§ Written instruction:
Omit the pictures, then reproduce every remaining record exactly.

§ Exercise materials:
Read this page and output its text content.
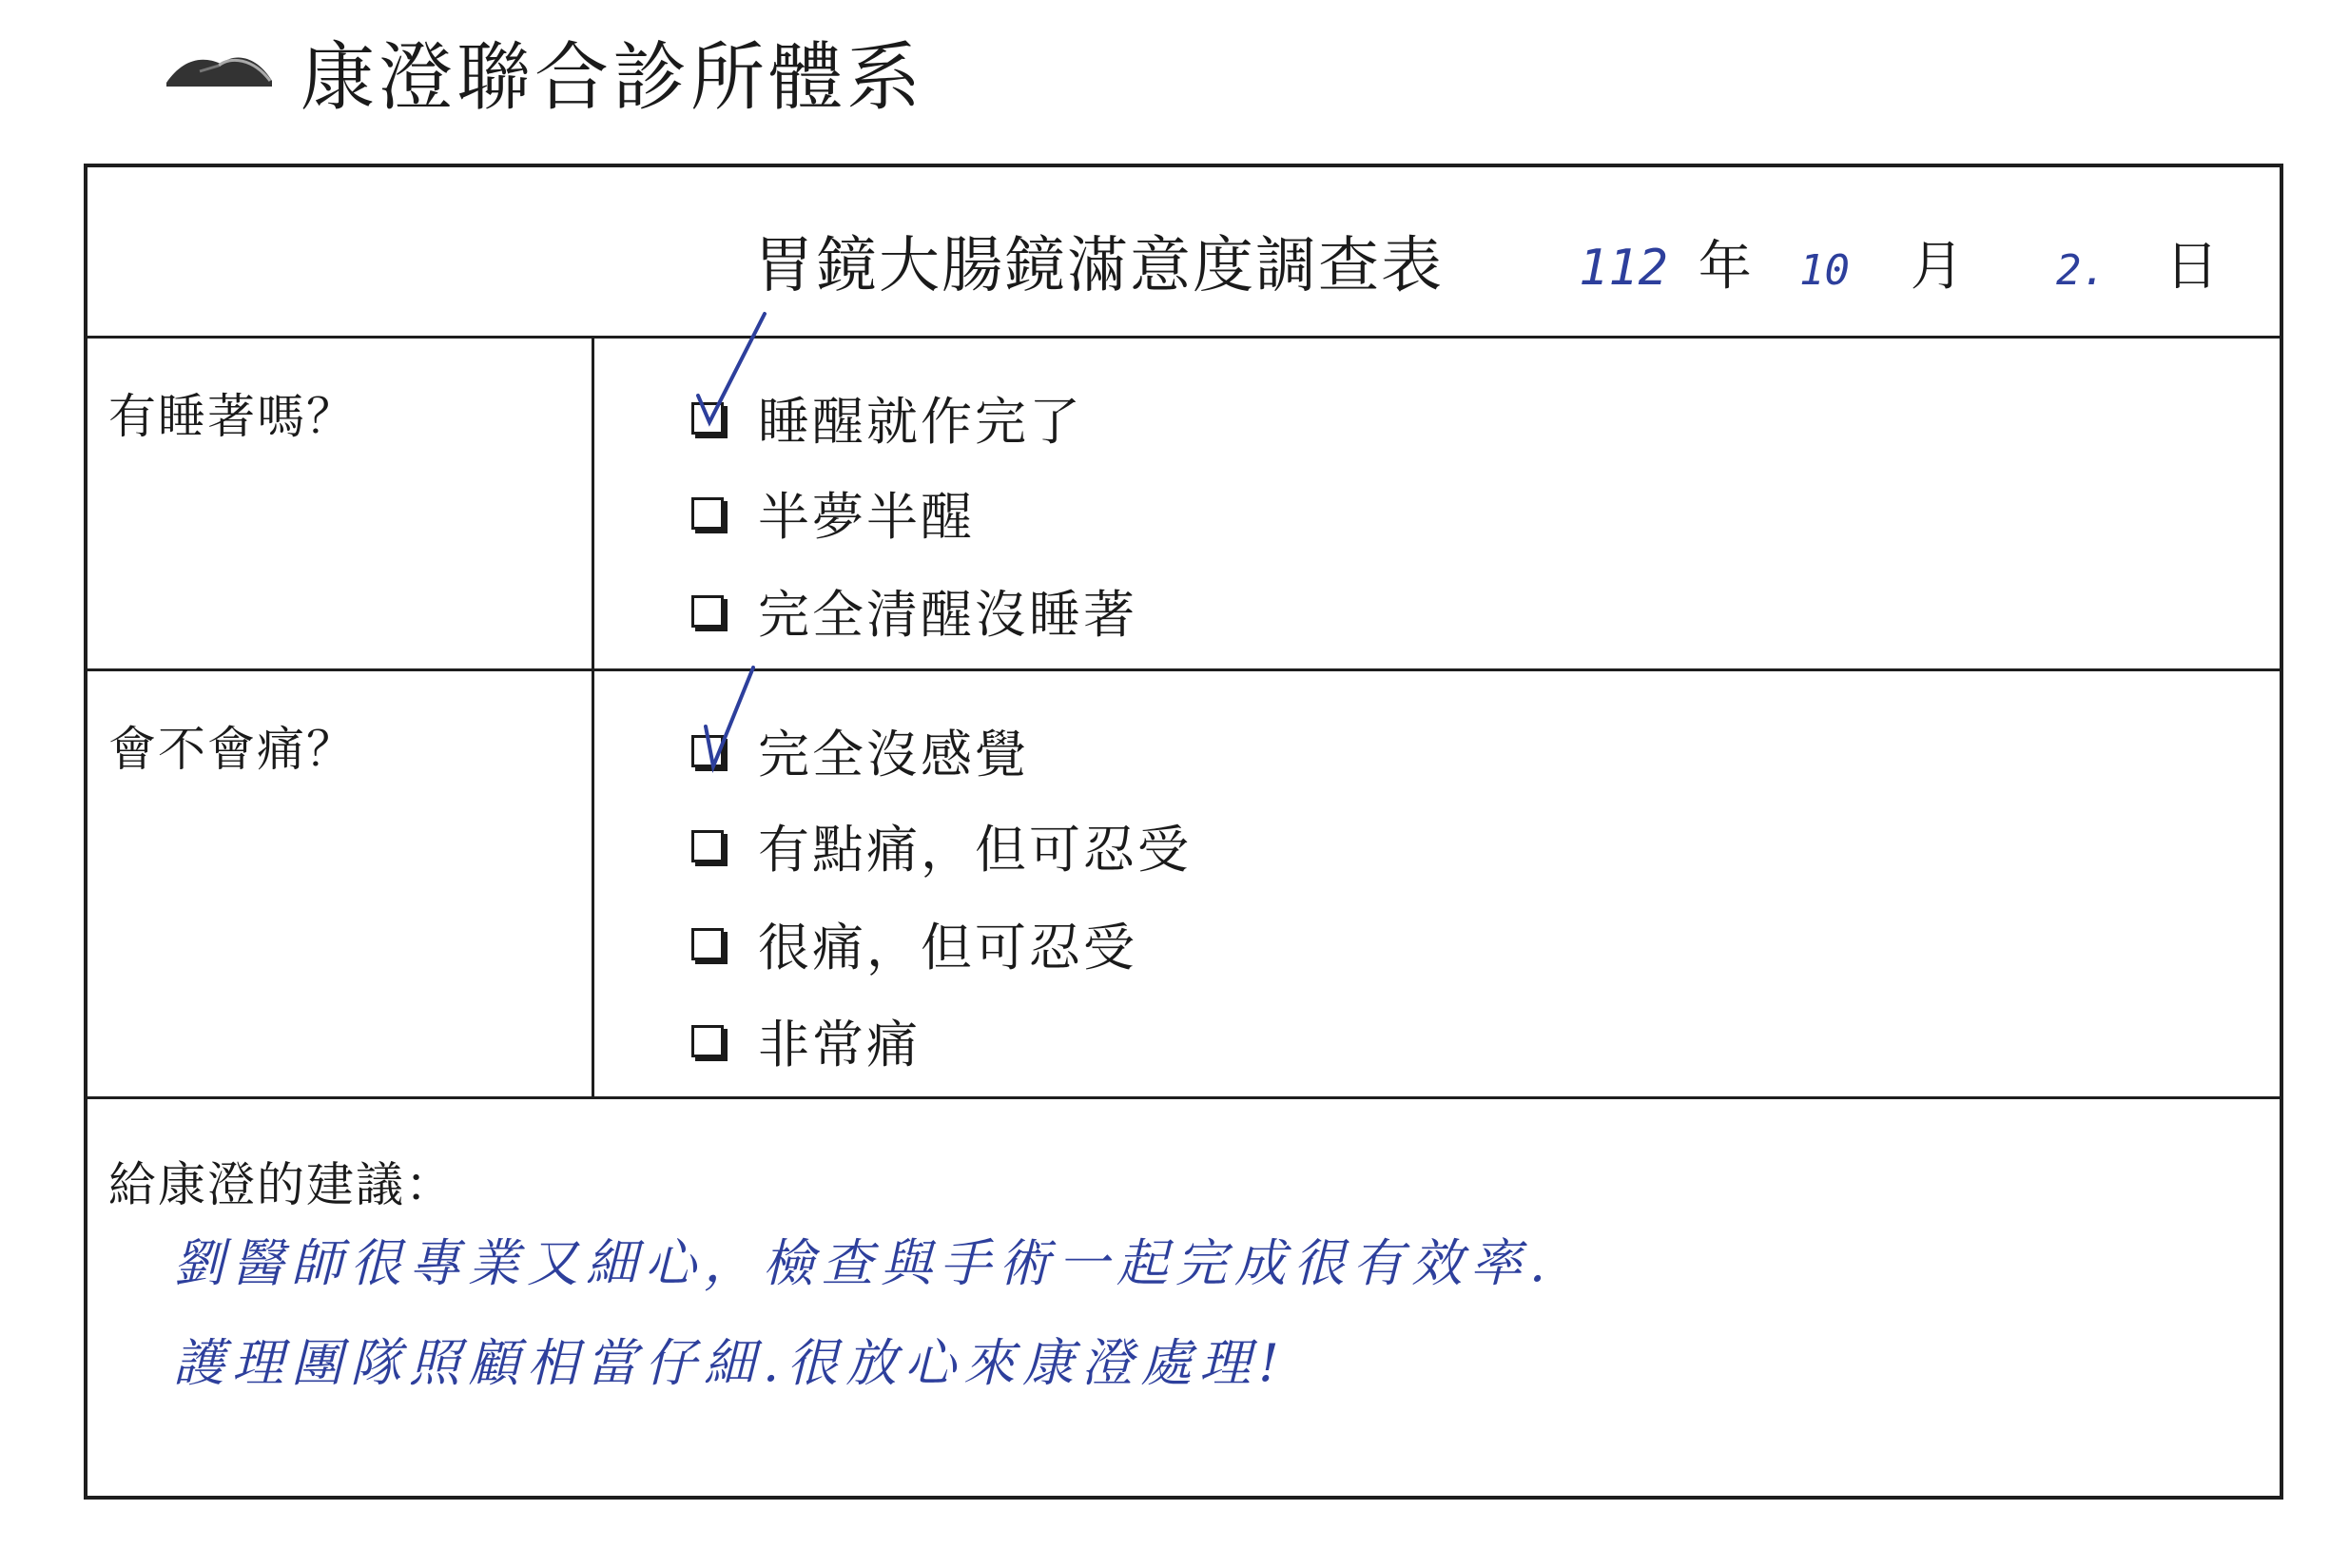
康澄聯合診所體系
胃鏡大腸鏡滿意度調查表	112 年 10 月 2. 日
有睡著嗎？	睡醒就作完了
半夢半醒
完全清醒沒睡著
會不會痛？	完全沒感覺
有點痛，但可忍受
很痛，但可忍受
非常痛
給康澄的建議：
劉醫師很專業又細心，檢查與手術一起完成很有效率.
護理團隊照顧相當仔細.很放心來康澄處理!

§ Full answer:
Read this page and output its text content.
康澄聯合診所體系
胃鏡大腸鏡滿意度調查表	112 年 10 月 2. 日
有睡著嗎？	睡醒就作完了
半夢半醒
完全清醒沒睡著
會不會痛？	完全沒感覺
有點痛，但可忍受
很痛，但可忍受
非常痛
給康澄的建議：
劉醫師很專業又細心，檢查與手術一起完成很有效率.
護理團隊照顧相當仔細.很放心來康澄處理!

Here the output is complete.